- DATA TO PROCESS:
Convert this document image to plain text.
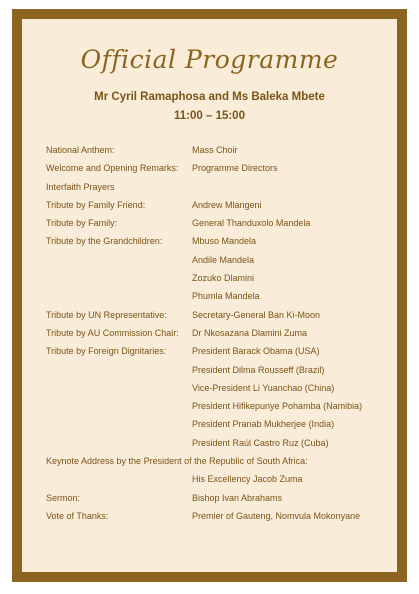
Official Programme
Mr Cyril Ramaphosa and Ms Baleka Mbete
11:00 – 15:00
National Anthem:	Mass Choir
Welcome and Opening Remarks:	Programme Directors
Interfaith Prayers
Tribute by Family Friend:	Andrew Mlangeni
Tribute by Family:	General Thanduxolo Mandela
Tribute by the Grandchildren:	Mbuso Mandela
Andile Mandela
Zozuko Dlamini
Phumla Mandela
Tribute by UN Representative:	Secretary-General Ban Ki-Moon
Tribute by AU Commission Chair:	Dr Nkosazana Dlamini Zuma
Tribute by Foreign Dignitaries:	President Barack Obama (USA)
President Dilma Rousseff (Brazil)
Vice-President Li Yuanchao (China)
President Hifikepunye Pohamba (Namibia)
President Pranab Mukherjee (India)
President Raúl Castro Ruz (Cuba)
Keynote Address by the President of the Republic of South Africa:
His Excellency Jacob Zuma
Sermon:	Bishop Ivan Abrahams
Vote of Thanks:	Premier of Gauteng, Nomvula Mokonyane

* * *

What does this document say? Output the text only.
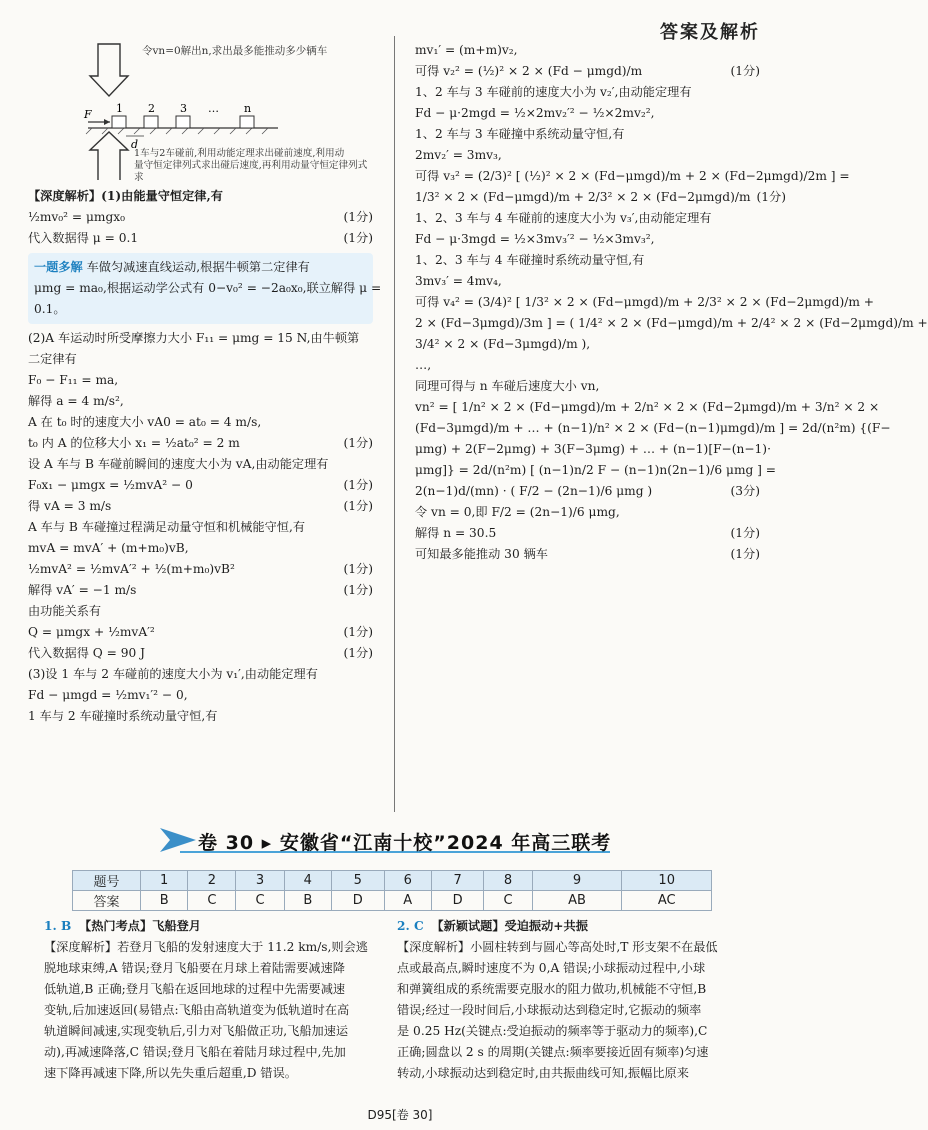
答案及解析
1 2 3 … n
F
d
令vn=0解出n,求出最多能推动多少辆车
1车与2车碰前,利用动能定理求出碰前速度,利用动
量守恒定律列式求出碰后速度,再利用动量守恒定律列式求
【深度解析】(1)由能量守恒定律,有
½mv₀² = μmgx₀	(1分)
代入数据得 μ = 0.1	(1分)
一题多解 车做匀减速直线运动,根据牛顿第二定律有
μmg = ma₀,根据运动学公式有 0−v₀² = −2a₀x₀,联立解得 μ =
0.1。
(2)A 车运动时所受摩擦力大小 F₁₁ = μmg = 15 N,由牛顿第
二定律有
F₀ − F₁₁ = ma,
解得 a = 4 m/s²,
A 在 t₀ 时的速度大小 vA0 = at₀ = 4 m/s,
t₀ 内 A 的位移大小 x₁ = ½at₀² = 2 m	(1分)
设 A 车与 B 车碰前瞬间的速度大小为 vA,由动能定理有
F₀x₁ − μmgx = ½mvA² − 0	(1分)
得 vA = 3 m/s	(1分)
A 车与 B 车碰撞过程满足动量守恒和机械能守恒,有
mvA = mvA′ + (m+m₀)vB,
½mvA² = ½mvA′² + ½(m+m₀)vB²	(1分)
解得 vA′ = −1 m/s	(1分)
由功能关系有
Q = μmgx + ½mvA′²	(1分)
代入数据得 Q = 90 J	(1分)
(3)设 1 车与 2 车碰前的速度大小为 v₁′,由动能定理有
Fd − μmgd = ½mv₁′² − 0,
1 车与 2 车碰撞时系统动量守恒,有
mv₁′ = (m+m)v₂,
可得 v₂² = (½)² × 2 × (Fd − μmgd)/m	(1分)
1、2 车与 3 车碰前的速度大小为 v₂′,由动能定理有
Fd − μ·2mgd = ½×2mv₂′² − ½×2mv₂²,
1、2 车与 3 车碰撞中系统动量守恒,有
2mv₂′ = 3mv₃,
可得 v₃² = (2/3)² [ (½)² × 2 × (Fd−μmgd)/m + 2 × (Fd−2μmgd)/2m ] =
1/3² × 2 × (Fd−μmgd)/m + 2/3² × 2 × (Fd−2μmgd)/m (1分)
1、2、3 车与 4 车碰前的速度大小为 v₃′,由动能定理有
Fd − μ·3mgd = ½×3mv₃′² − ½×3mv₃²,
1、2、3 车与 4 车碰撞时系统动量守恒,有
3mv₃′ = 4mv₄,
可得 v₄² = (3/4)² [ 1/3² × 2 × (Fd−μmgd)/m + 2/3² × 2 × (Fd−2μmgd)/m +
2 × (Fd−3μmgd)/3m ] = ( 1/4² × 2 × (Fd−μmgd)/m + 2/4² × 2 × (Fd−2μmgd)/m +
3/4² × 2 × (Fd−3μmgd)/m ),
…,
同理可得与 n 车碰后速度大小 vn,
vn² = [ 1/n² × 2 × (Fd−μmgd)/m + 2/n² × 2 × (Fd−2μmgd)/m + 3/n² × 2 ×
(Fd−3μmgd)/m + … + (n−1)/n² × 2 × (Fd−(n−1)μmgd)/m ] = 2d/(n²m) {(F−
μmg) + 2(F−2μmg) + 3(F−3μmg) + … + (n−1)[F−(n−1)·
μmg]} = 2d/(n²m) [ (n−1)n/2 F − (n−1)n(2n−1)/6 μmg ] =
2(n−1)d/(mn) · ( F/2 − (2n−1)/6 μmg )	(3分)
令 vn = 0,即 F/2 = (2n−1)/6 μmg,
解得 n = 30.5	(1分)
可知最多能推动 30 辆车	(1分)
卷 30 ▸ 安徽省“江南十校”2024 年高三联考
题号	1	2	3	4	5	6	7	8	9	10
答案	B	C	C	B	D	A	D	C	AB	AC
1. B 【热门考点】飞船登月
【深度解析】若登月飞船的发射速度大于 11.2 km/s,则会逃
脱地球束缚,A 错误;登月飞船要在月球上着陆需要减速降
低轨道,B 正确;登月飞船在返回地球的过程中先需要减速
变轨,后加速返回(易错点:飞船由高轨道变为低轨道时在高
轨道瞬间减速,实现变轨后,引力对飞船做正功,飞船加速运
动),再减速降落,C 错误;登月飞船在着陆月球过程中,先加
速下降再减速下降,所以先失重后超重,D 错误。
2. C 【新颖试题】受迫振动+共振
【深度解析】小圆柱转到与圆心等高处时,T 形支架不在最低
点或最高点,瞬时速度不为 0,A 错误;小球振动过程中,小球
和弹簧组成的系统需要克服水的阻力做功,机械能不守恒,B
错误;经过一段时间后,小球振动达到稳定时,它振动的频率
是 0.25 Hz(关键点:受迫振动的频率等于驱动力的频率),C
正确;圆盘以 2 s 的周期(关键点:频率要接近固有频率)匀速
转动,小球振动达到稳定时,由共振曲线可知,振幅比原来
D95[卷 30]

- JOB:
Go through the listing above and return every line where the word "this" occurs.

- WRITTEN ANSWER:
Convert this document image to plain text.
What does this document say? Output the text only.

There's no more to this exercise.